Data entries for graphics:
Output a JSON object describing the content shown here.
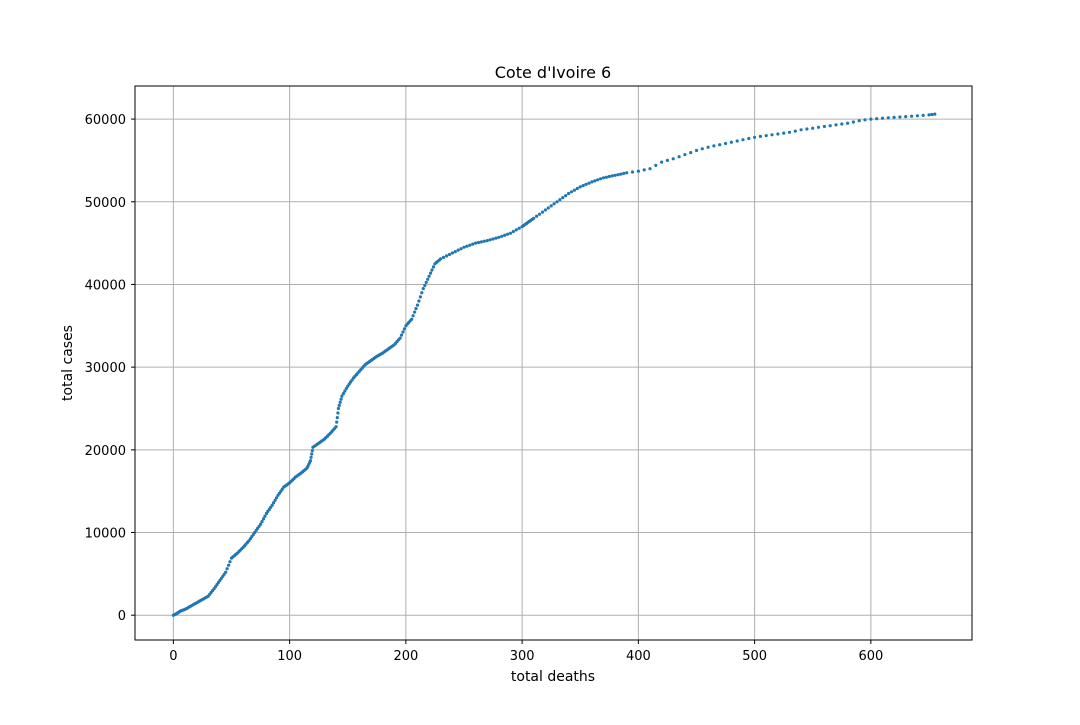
{
  "chart_data": {
    "type": "scatter",
    "title": "Cote d'Ivoire 6",
    "xlabel": "total deaths",
    "ylabel": "total cases",
    "xlim": [
      -33,
      687
    ],
    "ylim": [
      -3000,
      64000
    ],
    "xticks": [
      0,
      100,
      200,
      300,
      400,
      500,
      600
    ],
    "yticks": [
      0,
      10000,
      20000,
      30000,
      40000,
      50000,
      60000
    ],
    "grid": true,
    "marker_color": "#1f77b4",
    "curve": [
      [
        0,
        0
      ],
      [
        3,
        200
      ],
      [
        6,
        500
      ],
      [
        10,
        700
      ],
      [
        15,
        1100
      ],
      [
        20,
        1500
      ],
      [
        25,
        1900
      ],
      [
        30,
        2300
      ],
      [
        35,
        3200
      ],
      [
        40,
        4200
      ],
      [
        45,
        5200
      ],
      [
        50,
        6900
      ],
      [
        55,
        7500
      ],
      [
        60,
        8200
      ],
      [
        65,
        9000
      ],
      [
        70,
        10000
      ],
      [
        75,
        11000
      ],
      [
        80,
        12300
      ],
      [
        85,
        13300
      ],
      [
        90,
        14500
      ],
      [
        95,
        15500
      ],
      [
        100,
        16000
      ],
      [
        105,
        16700
      ],
      [
        110,
        17200
      ],
      [
        115,
        17800
      ],
      [
        118,
        18700
      ],
      [
        120,
        20300
      ],
      [
        125,
        20800
      ],
      [
        130,
        21300
      ],
      [
        135,
        22000
      ],
      [
        140,
        22800
      ],
      [
        142,
        25000
      ],
      [
        145,
        26500
      ],
      [
        150,
        27700
      ],
      [
        155,
        28700
      ],
      [
        160,
        29500
      ],
      [
        165,
        30300
      ],
      [
        170,
        30800
      ],
      [
        175,
        31300
      ],
      [
        180,
        31700
      ],
      [
        185,
        32200
      ],
      [
        190,
        32700
      ],
      [
        195,
        33500
      ],
      [
        200,
        35000
      ],
      [
        205,
        35800
      ],
      [
        210,
        37500
      ],
      [
        215,
        39500
      ],
      [
        220,
        41000
      ],
      [
        225,
        42500
      ],
      [
        230,
        43100
      ],
      [
        240,
        43800
      ],
      [
        250,
        44500
      ],
      [
        260,
        45000
      ],
      [
        270,
        45300
      ],
      [
        280,
        45700
      ],
      [
        290,
        46200
      ],
      [
        300,
        47000
      ],
      [
        305,
        47500
      ],
      [
        310,
        48000
      ],
      [
        320,
        49000
      ],
      [
        330,
        50000
      ],
      [
        340,
        51000
      ],
      [
        350,
        51800
      ],
      [
        360,
        52400
      ],
      [
        370,
        52900
      ],
      [
        380,
        53200
      ],
      [
        390,
        53500
      ],
      [
        400,
        53700
      ],
      [
        410,
        54000
      ],
      [
        420,
        54800
      ],
      [
        430,
        55200
      ],
      [
        440,
        55700
      ],
      [
        450,
        56200
      ],
      [
        460,
        56600
      ],
      [
        470,
        56900
      ],
      [
        480,
        57200
      ],
      [
        490,
        57500
      ],
      [
        500,
        57800
      ],
      [
        510,
        58000
      ],
      [
        520,
        58200
      ],
      [
        530,
        58400
      ],
      [
        540,
        58700
      ],
      [
        550,
        58900
      ],
      [
        560,
        59100
      ],
      [
        570,
        59300
      ],
      [
        580,
        59500
      ],
      [
        590,
        59800
      ],
      [
        600,
        60000
      ],
      [
        610,
        60100
      ],
      [
        620,
        60200
      ],
      [
        630,
        60300
      ],
      [
        640,
        60400
      ],
      [
        650,
        60500
      ],
      [
        655,
        60600
      ]
    ]
  }
}
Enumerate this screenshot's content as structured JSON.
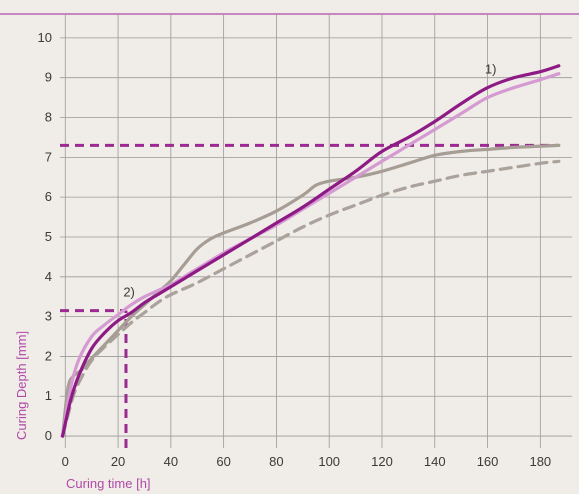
{
  "chart_data": {
    "type": "line",
    "xlabel": "Curing time [h]",
    "ylabel": "Curing Depth [mm]",
    "xlim": [
      -2,
      192
    ],
    "ylim": [
      -0.3,
      10.6
    ],
    "x_ticks": [
      0,
      20,
      40,
      60,
      80,
      100,
      120,
      140,
      160,
      180
    ],
    "y_ticks": [
      0,
      1,
      2,
      3,
      4,
      5,
      6,
      7,
      8,
      9,
      10
    ],
    "grid": true,
    "colors": {
      "background": "#f0ece7",
      "grid": "#9a9a9a",
      "top_rule": "#b04aa8",
      "axis_title": "#b04aa8",
      "dark_magenta": "#8e1a86",
      "light_pink": "#d59ad2",
      "gray": "#a69d95",
      "gray_dashed": "#aaa29b",
      "reference": "#9b2a92"
    },
    "series": [
      {
        "color": "#8e1a86",
        "style": "solid",
        "x": [
          -1,
          2,
          5,
          10,
          15,
          20,
          25,
          30,
          35,
          40,
          50,
          60,
          70,
          80,
          90,
          100,
          110,
          120,
          130,
          140,
          150,
          160,
          170,
          180,
          187
        ],
        "y": [
          0,
          0.9,
          1.5,
          2.2,
          2.6,
          2.9,
          3.1,
          3.35,
          3.55,
          3.75,
          4.15,
          4.55,
          4.95,
          5.35,
          5.75,
          6.2,
          6.65,
          7.15,
          7.5,
          7.9,
          8.35,
          8.75,
          9.0,
          9.15,
          9.3
        ]
      },
      {
        "color": "#d59ad2",
        "style": "solid",
        "x": [
          -1,
          2,
          5,
          10,
          15,
          20,
          25,
          30,
          35,
          40,
          50,
          60,
          70,
          80,
          90,
          100,
          110,
          120,
          130,
          140,
          150,
          160,
          170,
          180,
          187
        ],
        "y": [
          0,
          1.2,
          1.9,
          2.5,
          2.8,
          3.05,
          3.3,
          3.5,
          3.65,
          3.8,
          4.2,
          4.6,
          4.95,
          5.3,
          5.7,
          6.1,
          6.5,
          6.9,
          7.3,
          7.7,
          8.1,
          8.5,
          8.75,
          8.95,
          9.1
        ]
      },
      {
        "color": "#a69d95",
        "style": "solid",
        "x": [
          -1,
          1,
          3,
          6,
          10,
          15,
          20,
          25,
          30,
          35,
          40,
          45,
          50,
          55,
          60,
          70,
          80,
          90,
          95,
          100,
          110,
          120,
          130,
          140,
          150,
          160,
          170,
          180,
          187
        ],
        "y": [
          0,
          1.2,
          1.5,
          1.65,
          1.95,
          2.3,
          2.65,
          3.0,
          3.3,
          3.6,
          3.9,
          4.3,
          4.7,
          4.95,
          5.1,
          5.35,
          5.65,
          6.05,
          6.3,
          6.4,
          6.5,
          6.65,
          6.85,
          7.05,
          7.15,
          7.2,
          7.25,
          7.28,
          7.3
        ]
      },
      {
        "color": "#aaa29b",
        "style": "dashed",
        "x": [
          -1,
          3,
          6,
          10,
          15,
          20,
          25,
          30,
          35,
          40,
          50,
          60,
          70,
          80,
          90,
          100,
          110,
          120,
          130,
          140,
          150,
          160,
          170,
          180,
          187
        ],
        "y": [
          0,
          1.0,
          1.45,
          1.9,
          2.25,
          2.55,
          2.85,
          3.1,
          3.35,
          3.55,
          3.85,
          4.2,
          4.55,
          4.9,
          5.25,
          5.55,
          5.8,
          6.05,
          6.25,
          6.4,
          6.55,
          6.65,
          6.75,
          6.85,
          6.9
        ]
      }
    ],
    "reference_lines": [
      {
        "orientation": "horizontal",
        "y": 7.3,
        "x_from": -2,
        "x_to": 187
      },
      {
        "orientation": "horizontal",
        "y": 3.15,
        "x_from": -2,
        "x_to": 23
      },
      {
        "orientation": "vertical",
        "x": 23,
        "y_from": -0.3,
        "y_to": 3.15
      }
    ],
    "annotations": [
      {
        "text": "1)",
        "x": 159,
        "y": 9.1
      },
      {
        "text": "2)",
        "x": 22,
        "y": 3.5
      }
    ]
  }
}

== The problem ==
Copy out each line of the data containing the string "xlabel".

== Answer for this exercise ==
    "xlabel": "total deaths",
    "xlabel": "Curing time [h]",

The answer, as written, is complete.